What you have to do -> All of the entries must be reproduced exactly, with no images carried over.

Listed entries ->
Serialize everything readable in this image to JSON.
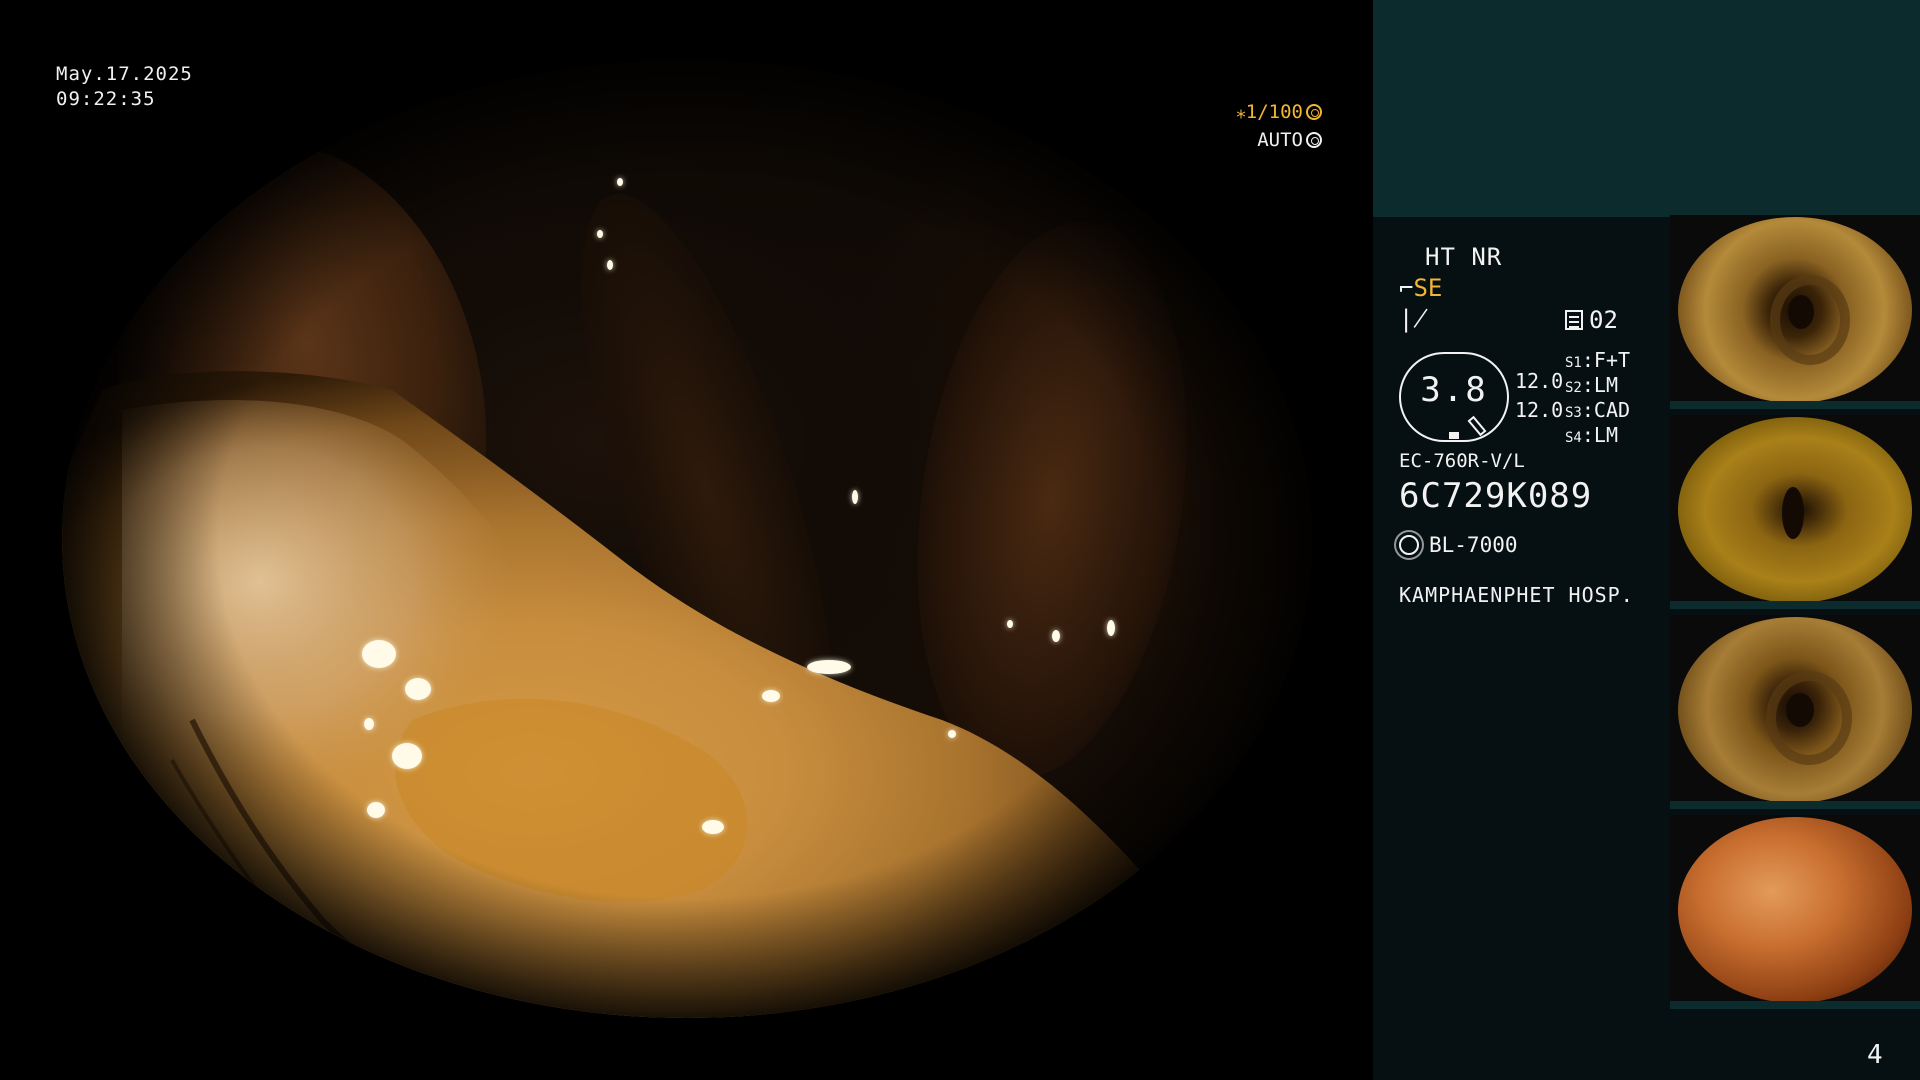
{
  "overlay": {
    "date": "May.17.2025",
    "time": "09:22:35",
    "shutter": "⁎1/100",
    "shutter_icon": "shutter-icon",
    "auto_label": "AUTO",
    "auto_icon": "iris-icon"
  },
  "panel": {
    "mode": "HT NR",
    "enhancement": "SE",
    "enhancement_icon": "enhancement-icon",
    "freeze_icon": "freeze-icon",
    "memory_label": "02",
    "memory_icon": "memory-icon",
    "scope_value": "3.8",
    "value_a": "12.0",
    "value_b": "12.0",
    "settings": [
      {
        "label": "S1",
        "value": "F+T"
      },
      {
        "label": "S2",
        "value": "LM"
      },
      {
        "label": "S3",
        "value": "CAD"
      },
      {
        "label": "S4",
        "value": "LM"
      }
    ],
    "scope_model": "EC-760R-V/L",
    "scope_serial": "6C729K089",
    "light_source": "BL-7000",
    "light_icon": "light-source-icon",
    "hospital": "KAMPHAENPHET HOSP."
  },
  "thumbnails": [
    {
      "name": "thumbnail-1"
    },
    {
      "name": "thumbnail-2"
    },
    {
      "name": "thumbnail-3"
    },
    {
      "name": "thumbnail-4"
    }
  ],
  "page_number": "4",
  "colors": {
    "accent": "#f2b534",
    "panel_bg": "#061012",
    "teal_box": "#0c2b2c",
    "text": "#f2f2f2"
  }
}
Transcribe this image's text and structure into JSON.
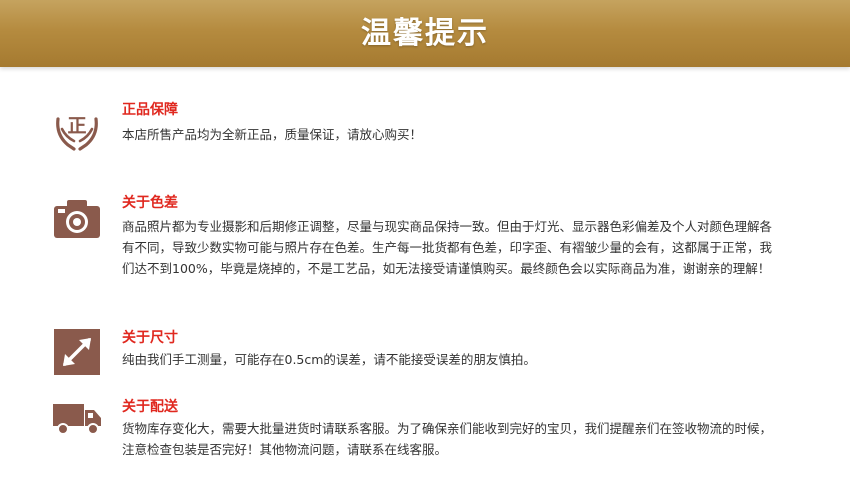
{
  "banner": {
    "title": "温馨提示"
  },
  "sections": [
    {
      "icon": "genuine-hands-icon",
      "title": "正品保障",
      "body": "本店所售产品均为全新正品，质量保证，请放心购买！",
      "icon_char": "正"
    },
    {
      "icon": "camera-icon",
      "title": "关于色差",
      "body": "商品照片都为专业摄影和后期修正调整，尽量与现实商品保持一致。但由于灯光、显示器色彩偏差及个人对颜色理解各有不同，导致少数实物可能与照片存在色差。生产每一批货都有色差，印字歪、有褶皱少量的会有，这都属于正常，我们达不到100%，毕竟是烧掉的，不是工艺品，如无法接受请谨慎购买。最终颜色会以实际商品为准，谢谢亲的理解！"
    },
    {
      "icon": "resize-arrow-icon",
      "title": "关于尺寸",
      "body": "纯由我们手工测量，可能存在0.5cm的误差，请不能接受误差的朋友慎拍。"
    },
    {
      "icon": "delivery-truck-icon",
      "title": "关于配送",
      "body": "货物库存变化大，需要大批量进货时请联系客服。为了确保亲们能收到完好的宝贝，我们提醒亲们在签收物流的时候，注意检查包装是否完好！其他物流问题，请联系在线客服。"
    }
  ],
  "colors": {
    "accent_red": "#e0281f",
    "icon_brown": "#8a5a4c",
    "banner_gold": "#b58b3f"
  }
}
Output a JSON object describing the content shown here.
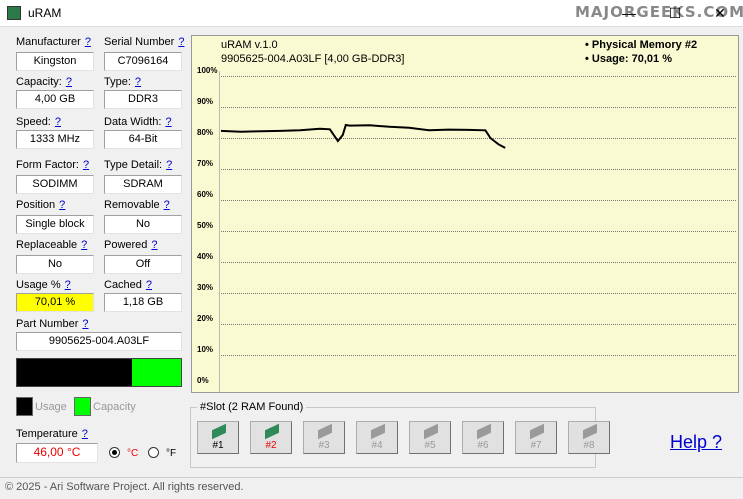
{
  "window": {
    "title": "uRAM",
    "watermark": "MAJORGEEKS.COM"
  },
  "fields": [
    {
      "label": "Manufacturer",
      "value": "Kingston"
    },
    {
      "label": "Serial Number",
      "value": "C7096164"
    },
    {
      "label": "Capacity:",
      "value": "4,00 GB"
    },
    {
      "label": "Type:",
      "value": "DDR3"
    },
    {
      "label": "Speed:",
      "value": "1333 MHz"
    },
    {
      "label": "Data Width:",
      "value": "64-Bit"
    },
    {
      "label": "Form Factor:",
      "value": "SODIMM"
    },
    {
      "label": "Type Detail:",
      "value": "SDRAM"
    },
    {
      "label": "Position",
      "value": "Single block"
    },
    {
      "label": "Removable",
      "value": "No"
    },
    {
      "label": "Replaceable",
      "value": "No"
    },
    {
      "label": "Powered",
      "value": "Off"
    },
    {
      "label": "Usage %",
      "value": "70,01 %"
    },
    {
      "label": "Cached",
      "value": "1,18 GB"
    }
  ],
  "help_mark": "?",
  "part_number": {
    "label": "Part Number",
    "value": "9905625-004.A03LF"
  },
  "usage_bar": {
    "usage_fraction": 0.7001,
    "usage_color": "#000000",
    "capacity_color": "#00ff00"
  },
  "legend": {
    "usage": "Usage",
    "capacity": "Capacity"
  },
  "temperature": {
    "label": "Temperature",
    "value": "46,00 °C",
    "unit_c": "°C",
    "unit_f": "°F",
    "selected": "C"
  },
  "chart_data": {
    "type": "line",
    "title": "uRAM v.1.0",
    "subtitle": "9905625-004.A03LF [4,00 GB-DDR3]",
    "legend": [
      "• Physical Memory #2",
      "• Usage: 70,01 %"
    ],
    "yticks": [
      "100%",
      "90%",
      "80%",
      "70%",
      "60%",
      "50%",
      "40%",
      "30%",
      "20%",
      "10%",
      "0%"
    ],
    "ylim": [
      0,
      100
    ],
    "x": [
      0,
      20,
      40,
      60,
      80,
      100,
      110,
      118,
      123,
      126,
      130,
      150,
      170,
      190,
      210,
      230,
      250,
      267,
      272,
      280,
      287
    ],
    "values": [
      82.3,
      82,
      82.2,
      82.3,
      82.5,
      83,
      82.8,
      79,
      81,
      84.2,
      84,
      84.1,
      83.6,
      83.3,
      82.5,
      82.7,
      82.6,
      82.5,
      80,
      78,
      76.8
    ],
    "xmax": 520
  },
  "slots": {
    "title": "#Slot (2 RAM Found)",
    "items": [
      {
        "label": "#1",
        "state": "present"
      },
      {
        "label": "#2",
        "state": "selected"
      },
      {
        "label": "#3",
        "state": "empty"
      },
      {
        "label": "#4",
        "state": "empty"
      },
      {
        "label": "#5",
        "state": "empty"
      },
      {
        "label": "#6",
        "state": "empty"
      },
      {
        "label": "#7",
        "state": "empty"
      },
      {
        "label": "#8",
        "state": "empty"
      }
    ]
  },
  "help_link": "Help ?",
  "footer": "© 2025 - Ari Software Project. All rights reserved."
}
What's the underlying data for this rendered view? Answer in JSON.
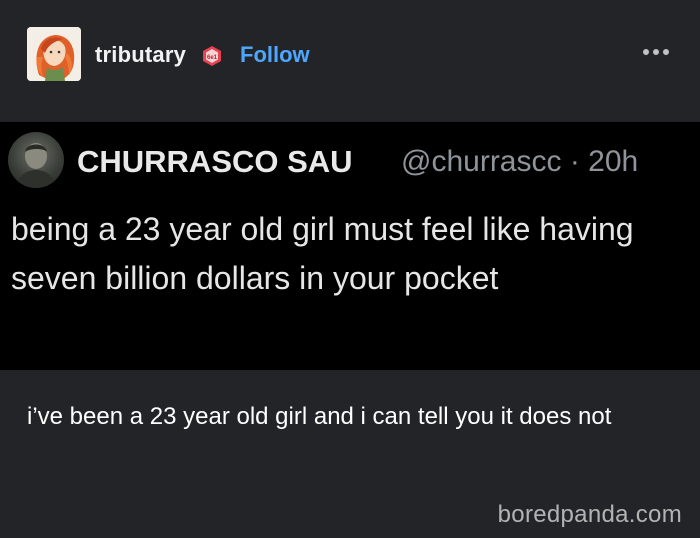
{
  "post": {
    "username": "tributary",
    "follow_label": "Follow",
    "more_icon": "ellipsis-icon",
    "avatar_icon": "redhead-avatar"
  },
  "tweet": {
    "display_name": "CHURRASCO SAU",
    "handle_time": "@churrascc · 20h",
    "text": "being a 23 year old girl must feel like having seven billion dollars in your pocket"
  },
  "caption": "i’ve been a 23 year old girl and i can tell you it does not",
  "watermark": "boredpanda.com",
  "colors": {
    "background": "#222427",
    "tweet_background": "#000000",
    "follow_blue": "#4ea6ff"
  }
}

Task response ->
Serialize everything readable in this image to JSON.
{
  "overlay": {
    "date": "May.17.2025",
    "time": "09:22:35",
    "shutter": "⁎1/100",
    "shutter_icon": "shutter-icon",
    "auto_label": "AUTO",
    "auto_icon": "iris-icon"
  },
  "panel": {
    "mode": "HT NR",
    "enhancement": "SE",
    "enhancement_icon": "enhancement-icon",
    "freeze_icon": "freeze-icon",
    "memory_label": "02",
    "memory_icon": "memory-icon",
    "scope_value": "3.8",
    "value_a": "12.0",
    "value_b": "12.0",
    "settings": [
      {
        "label": "S1",
        "value": "F+T"
      },
      {
        "label": "S2",
        "value": "LM"
      },
      {
        "label": "S3",
        "value": "CAD"
      },
      {
        "label": "S4",
        "value": "LM"
      }
    ],
    "scope_model": "EC-760R-V/L",
    "scope_serial": "6C729K089",
    "light_source": "BL-7000",
    "light_icon": "light-source-icon",
    "hospital": "KAMPHAENPHET HOSP."
  },
  "thumbnails": [
    {
      "name": "thumbnail-1"
    },
    {
      "name": "thumbnail-2"
    },
    {
      "name": "thumbnail-3"
    },
    {
      "name": "thumbnail-4"
    }
  ],
  "page_number": "4",
  "colors": {
    "accent": "#f2b534",
    "panel_bg": "#061012",
    "teal_box": "#0c2b2c",
    "text": "#f2f2f2"
  }
}
Transcribe this image's text and structure into JSON.
{
  "banner": {
    "title": "温馨提示"
  },
  "sections": [
    {
      "icon": "genuine-hands-icon",
      "title": "正品保障",
      "body": "本店所售产品均为全新正品，质量保证，请放心购买！",
      "icon_char": "正"
    },
    {
      "icon": "camera-icon",
      "title": "关于色差",
      "body": "商品照片都为专业摄影和后期修正调整，尽量与现实商品保持一致。但由于灯光、显示器色彩偏差及个人对颜色理解各有不同，导致少数实物可能与照片存在色差。生产每一批货都有色差，印字歪、有褶皱少量的会有，这都属于正常，我们达不到100%，毕竟是烧掉的，不是工艺品，如无法接受请谨慎购买。最终颜色会以实际商品为准，谢谢亲的理解！"
    },
    {
      "icon": "resize-arrow-icon",
      "title": "关于尺寸",
      "body": "纯由我们手工测量，可能存在0.5cm的误差，请不能接受误差的朋友慎拍。"
    },
    {
      "icon": "delivery-truck-icon",
      "title": "关于配送",
      "body": "货物库存变化大，需要大批量进货时请联系客服。为了确保亲们能收到完好的宝贝，我们提醒亲们在签收物流的时候，注意检查包装是否完好！其他物流问题，请联系在线客服。"
    }
  ],
  "colors": {
    "accent_red": "#e0281f",
    "icon_brown": "#8a5a4c",
    "banner_gold": "#b58b3f"
  }
}
Output a JSON object describing the content shown here.
{
  "window": {
    "title": "uRAM",
    "watermark": "MAJORGEEKS.COM"
  },
  "fields": [
    {
      "label": "Manufacturer",
      "value": "Kingston"
    },
    {
      "label": "Serial Number",
      "value": "C7096164"
    },
    {
      "label": "Capacity:",
      "value": "4,00 GB"
    },
    {
      "label": "Type:",
      "value": "DDR3"
    },
    {
      "label": "Speed:",
      "value": "1333 MHz"
    },
    {
      "label": "Data Width:",
      "value": "64-Bit"
    },
    {
      "label": "Form Factor:",
      "value": "SODIMM"
    },
    {
      "label": "Type Detail:",
      "value": "SDRAM"
    },
    {
      "label": "Position",
      "value": "Single block"
    },
    {
      "label": "Removable",
      "value": "No"
    },
    {
      "label": "Replaceable",
      "value": "No"
    },
    {
      "label": "Powered",
      "value": "Off"
    },
    {
      "label": "Usage %",
      "value": "70,01 %"
    },
    {
      "label": "Cached",
      "value": "1,18 GB"
    }
  ],
  "help_mark": "?",
  "part_number": {
    "label": "Part Number",
    "value": "9905625-004.A03LF"
  },
  "usage_bar": {
    "usage_fraction": 0.7001,
    "usage_color": "#000000",
    "capacity_color": "#00ff00"
  },
  "legend": {
    "usage": "Usage",
    "capacity": "Capacity"
  },
  "temperature": {
    "label": "Temperature",
    "value": "46,00 °C",
    "unit_c": "°C",
    "unit_f": "°F",
    "selected": "C"
  },
  "chart_data": {
    "type": "line",
    "title": "uRAM v.1.0",
    "subtitle": "9905625-004.A03LF [4,00 GB-DDR3]",
    "legend": [
      "• Physical Memory #2",
      "• Usage: 70,01 %"
    ],
    "yticks": [
      "100%",
      "90%",
      "80%",
      "70%",
      "60%",
      "50%",
      "40%",
      "30%",
      "20%",
      "10%",
      "0%"
    ],
    "ylim": [
      0,
      100
    ],
    "x": [
      0,
      20,
      40,
      60,
      80,
      100,
      110,
      118,
      123,
      126,
      130,
      150,
      170,
      190,
      210,
      230,
      250,
      267,
      272,
      280,
      287
    ],
    "values": [
      82.3,
      82,
      82.2,
      82.3,
      82.5,
      83,
      82.8,
      79,
      81,
      84.2,
      84,
      84.1,
      83.6,
      83.3,
      82.5,
      82.7,
      82.6,
      82.5,
      80,
      78,
      76.8
    ],
    "xmax": 520
  },
  "slots": {
    "title": "#Slot (2 RAM Found)",
    "items": [
      {
        "label": "#1",
        "state": "present"
      },
      {
        "label": "#2",
        "state": "selected"
      },
      {
        "label": "#3",
        "state": "empty"
      },
      {
        "label": "#4",
        "state": "empty"
      },
      {
        "label": "#5",
        "state": "empty"
      },
      {
        "label": "#6",
        "state": "empty"
      },
      {
        "label": "#7",
        "state": "empty"
      },
      {
        "label": "#8",
        "state": "empty"
      }
    ]
  },
  "help_link": "Help ?",
  "footer": "© 2025 - Ari Software Project. All rights reserved."
}
What's the underlying data for this rendered view? Answer in JSON.
{
  "post": {
    "username": "tributary",
    "follow_label": "Follow",
    "more_icon": "ellipsis-icon",
    "avatar_icon": "redhead-avatar"
  },
  "tweet": {
    "display_name": "CHURRASCO SAU",
    "handle_time": "@churrascc · 20h",
    "text": "being a 23 year old girl must feel like having seven billion dollars in your pocket"
  },
  "caption": "i’ve been a 23 year old girl and i can tell you it does not",
  "watermark": "boredpanda.com",
  "colors": {
    "background": "#222427",
    "tweet_background": "#000000",
    "follow_blue": "#4ea6ff"
  }
}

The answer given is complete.